Request:
Reproduce the listing below without any change.

Record list:
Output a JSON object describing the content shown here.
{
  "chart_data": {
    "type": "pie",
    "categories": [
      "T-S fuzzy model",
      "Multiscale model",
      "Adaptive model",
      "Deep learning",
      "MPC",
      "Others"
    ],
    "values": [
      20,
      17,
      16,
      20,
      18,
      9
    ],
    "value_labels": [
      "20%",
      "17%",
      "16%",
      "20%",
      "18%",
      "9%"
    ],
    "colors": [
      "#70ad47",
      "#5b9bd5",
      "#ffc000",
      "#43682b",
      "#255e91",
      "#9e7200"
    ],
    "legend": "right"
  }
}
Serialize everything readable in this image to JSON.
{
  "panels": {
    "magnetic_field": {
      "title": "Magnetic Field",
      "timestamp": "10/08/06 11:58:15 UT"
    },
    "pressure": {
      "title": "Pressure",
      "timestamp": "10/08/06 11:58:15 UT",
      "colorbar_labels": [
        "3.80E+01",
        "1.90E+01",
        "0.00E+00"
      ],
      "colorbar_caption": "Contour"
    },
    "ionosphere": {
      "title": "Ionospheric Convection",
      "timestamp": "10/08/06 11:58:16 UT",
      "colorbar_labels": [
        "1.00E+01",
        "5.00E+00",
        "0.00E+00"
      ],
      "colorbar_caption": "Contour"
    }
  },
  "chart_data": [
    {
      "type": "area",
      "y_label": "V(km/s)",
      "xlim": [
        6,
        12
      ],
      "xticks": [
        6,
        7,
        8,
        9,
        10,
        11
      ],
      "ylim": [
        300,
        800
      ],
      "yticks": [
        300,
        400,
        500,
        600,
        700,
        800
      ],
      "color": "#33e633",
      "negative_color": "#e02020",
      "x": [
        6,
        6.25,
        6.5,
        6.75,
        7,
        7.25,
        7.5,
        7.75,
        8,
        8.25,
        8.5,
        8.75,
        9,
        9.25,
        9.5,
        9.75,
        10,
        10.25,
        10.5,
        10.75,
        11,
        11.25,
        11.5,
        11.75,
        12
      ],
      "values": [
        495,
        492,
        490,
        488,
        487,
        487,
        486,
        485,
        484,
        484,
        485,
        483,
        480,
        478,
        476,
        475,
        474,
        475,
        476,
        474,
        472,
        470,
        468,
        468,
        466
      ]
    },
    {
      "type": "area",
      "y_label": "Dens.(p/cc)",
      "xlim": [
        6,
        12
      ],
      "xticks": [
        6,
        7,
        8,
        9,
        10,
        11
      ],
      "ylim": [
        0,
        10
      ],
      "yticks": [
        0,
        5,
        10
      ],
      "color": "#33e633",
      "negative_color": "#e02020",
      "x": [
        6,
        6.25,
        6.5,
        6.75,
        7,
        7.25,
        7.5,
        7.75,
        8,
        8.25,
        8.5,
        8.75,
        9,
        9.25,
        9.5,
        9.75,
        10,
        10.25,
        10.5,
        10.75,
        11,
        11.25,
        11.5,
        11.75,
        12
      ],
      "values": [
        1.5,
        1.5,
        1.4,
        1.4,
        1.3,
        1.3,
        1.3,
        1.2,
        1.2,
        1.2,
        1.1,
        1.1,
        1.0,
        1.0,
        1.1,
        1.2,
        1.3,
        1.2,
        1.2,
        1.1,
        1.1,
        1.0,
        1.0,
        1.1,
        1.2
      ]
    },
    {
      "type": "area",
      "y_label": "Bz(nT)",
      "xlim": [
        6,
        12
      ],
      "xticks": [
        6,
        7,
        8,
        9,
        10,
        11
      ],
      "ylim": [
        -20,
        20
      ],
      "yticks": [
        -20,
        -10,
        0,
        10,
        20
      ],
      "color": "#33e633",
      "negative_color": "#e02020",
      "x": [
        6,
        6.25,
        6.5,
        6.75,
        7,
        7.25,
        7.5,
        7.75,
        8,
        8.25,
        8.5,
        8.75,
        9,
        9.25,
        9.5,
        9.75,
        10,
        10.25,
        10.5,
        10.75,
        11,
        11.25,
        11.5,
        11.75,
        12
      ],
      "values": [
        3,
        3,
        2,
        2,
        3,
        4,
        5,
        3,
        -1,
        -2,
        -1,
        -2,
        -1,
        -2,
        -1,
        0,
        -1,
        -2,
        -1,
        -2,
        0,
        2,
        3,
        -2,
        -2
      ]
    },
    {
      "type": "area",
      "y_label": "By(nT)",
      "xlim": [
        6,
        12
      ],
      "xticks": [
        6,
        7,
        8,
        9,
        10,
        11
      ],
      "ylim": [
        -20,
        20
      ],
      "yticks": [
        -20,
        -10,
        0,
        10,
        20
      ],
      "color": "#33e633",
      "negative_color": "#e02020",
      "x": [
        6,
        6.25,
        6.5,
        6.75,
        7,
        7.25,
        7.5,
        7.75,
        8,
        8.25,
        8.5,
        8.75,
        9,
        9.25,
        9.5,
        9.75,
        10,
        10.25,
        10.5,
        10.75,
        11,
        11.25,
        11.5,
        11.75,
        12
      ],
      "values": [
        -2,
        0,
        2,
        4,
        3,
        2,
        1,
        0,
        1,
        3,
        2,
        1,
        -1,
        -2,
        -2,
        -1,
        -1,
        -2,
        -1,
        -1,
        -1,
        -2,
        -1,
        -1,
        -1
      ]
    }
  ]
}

Task solution:
Output a JSON object describing the content shown here.
{
  "chart_data": {
    "type": "pie",
    "categories": [
      "T-S fuzzy model",
      "Multiscale model",
      "Adaptive model",
      "Deep learning",
      "MPC",
      "Others"
    ],
    "values": [
      20,
      17,
      16,
      20,
      18,
      9
    ],
    "value_labels": [
      "20%",
      "17%",
      "16%",
      "20%",
      "18%",
      "9%"
    ],
    "colors": [
      "#70ad47",
      "#5b9bd5",
      "#ffc000",
      "#43682b",
      "#255e91",
      "#9e7200"
    ],
    "legend": "right"
  }
}
Serialize everything readable in this image to JSON.
{
  "panels": {
    "magnetic_field": {
      "title": "Magnetic Field",
      "timestamp": "10/08/06 11:58:15 UT"
    },
    "pressure": {
      "title": "Pressure",
      "timestamp": "10/08/06 11:58:15 UT",
      "colorbar_labels": [
        "3.80E+01",
        "1.90E+01",
        "0.00E+00"
      ],
      "colorbar_caption": "Contour"
    },
    "ionosphere": {
      "title": "Ionospheric Convection",
      "timestamp": "10/08/06 11:58:16 UT",
      "colorbar_labels": [
        "1.00E+01",
        "5.00E+00",
        "0.00E+00"
      ],
      "colorbar_caption": "Contour"
    }
  },
  "chart_data": [
    {
      "type": "area",
      "y_label": "V(km/s)",
      "xlim": [
        6,
        12
      ],
      "xticks": [
        6,
        7,
        8,
        9,
        10,
        11
      ],
      "ylim": [
        300,
        800
      ],
      "yticks": [
        300,
        400,
        500,
        600,
        700,
        800
      ],
      "color": "#33e633",
      "negative_color": "#e02020",
      "x": [
        6,
        6.25,
        6.5,
        6.75,
        7,
        7.25,
        7.5,
        7.75,
        8,
        8.25,
        8.5,
        8.75,
        9,
        9.25,
        9.5,
        9.75,
        10,
        10.25,
        10.5,
        10.75,
        11,
        11.25,
        11.5,
        11.75,
        12
      ],
      "values": [
        495,
        492,
        490,
        488,
        487,
        487,
        486,
        485,
        484,
        484,
        485,
        483,
        480,
        478,
        476,
        475,
        474,
        475,
        476,
        474,
        472,
        470,
        468,
        468,
        466
      ]
    },
    {
      "type": "area",
      "y_label": "Dens.(p/cc)",
      "xlim": [
        6,
        12
      ],
      "xticks": [
        6,
        7,
        8,
        9,
        10,
        11
      ],
      "ylim": [
        0,
        10
      ],
      "yticks": [
        0,
        5,
        10
      ],
      "color": "#33e633",
      "negative_color": "#e02020",
      "x": [
        6,
        6.25,
        6.5,
        6.75,
        7,
        7.25,
        7.5,
        7.75,
        8,
        8.25,
        8.5,
        8.75,
        9,
        9.25,
        9.5,
        9.75,
        10,
        10.25,
        10.5,
        10.75,
        11,
        11.25,
        11.5,
        11.75,
        12
      ],
      "values": [
        1.5,
        1.5,
        1.4,
        1.4,
        1.3,
        1.3,
        1.3,
        1.2,
        1.2,
        1.2,
        1.1,
        1.1,
        1.0,
        1.0,
        1.1,
        1.2,
        1.3,
        1.2,
        1.2,
        1.1,
        1.1,
        1.0,
        1.0,
        1.1,
        1.2
      ]
    },
    {
      "type": "area",
      "y_label": "Bz(nT)",
      "xlim": [
        6,
        12
      ],
      "xticks": [
        6,
        7,
        8,
        9,
        10,
        11
      ],
      "ylim": [
        -20,
        20
      ],
      "yticks": [
        -20,
        -10,
        0,
        10,
        20
      ],
      "color": "#33e633",
      "negative_color": "#e02020",
      "x": [
        6,
        6.25,
        6.5,
        6.75,
        7,
        7.25,
        7.5,
        7.75,
        8,
        8.25,
        8.5,
        8.75,
        9,
        9.25,
        9.5,
        9.75,
        10,
        10.25,
        10.5,
        10.75,
        11,
        11.25,
        11.5,
        11.75,
        12
      ],
      "values": [
        3,
        3,
        2,
        2,
        3,
        4,
        5,
        3,
        -1,
        -2,
        -1,
        -2,
        -1,
        -2,
        -1,
        0,
        -1,
        -2,
        -1,
        -2,
        0,
        2,
        3,
        -2,
        -2
      ]
    },
    {
      "type": "area",
      "y_label": "By(nT)",
      "xlim": [
        6,
        12
      ],
      "xticks": [
        6,
        7,
        8,
        9,
        10,
        11
      ],
      "ylim": [
        -20,
        20
      ],
      "yticks": [
        -20,
        -10,
        0,
        10,
        20
      ],
      "color": "#33e633",
      "negative_color": "#e02020",
      "x": [
        6,
        6.25,
        6.5,
        6.75,
        7,
        7.25,
        7.5,
        7.75,
        8,
        8.25,
        8.5,
        8.75,
        9,
        9.25,
        9.5,
        9.75,
        10,
        10.25,
        10.5,
        10.75,
        11,
        11.25,
        11.5,
        11.75,
        12
      ],
      "values": [
        -2,
        0,
        2,
        4,
        3,
        2,
        1,
        0,
        1,
        3,
        2,
        1,
        -1,
        -2,
        -2,
        -1,
        -1,
        -2,
        -1,
        -1,
        -1,
        -2,
        -1,
        -1,
        -1
      ]
    }
  ]
}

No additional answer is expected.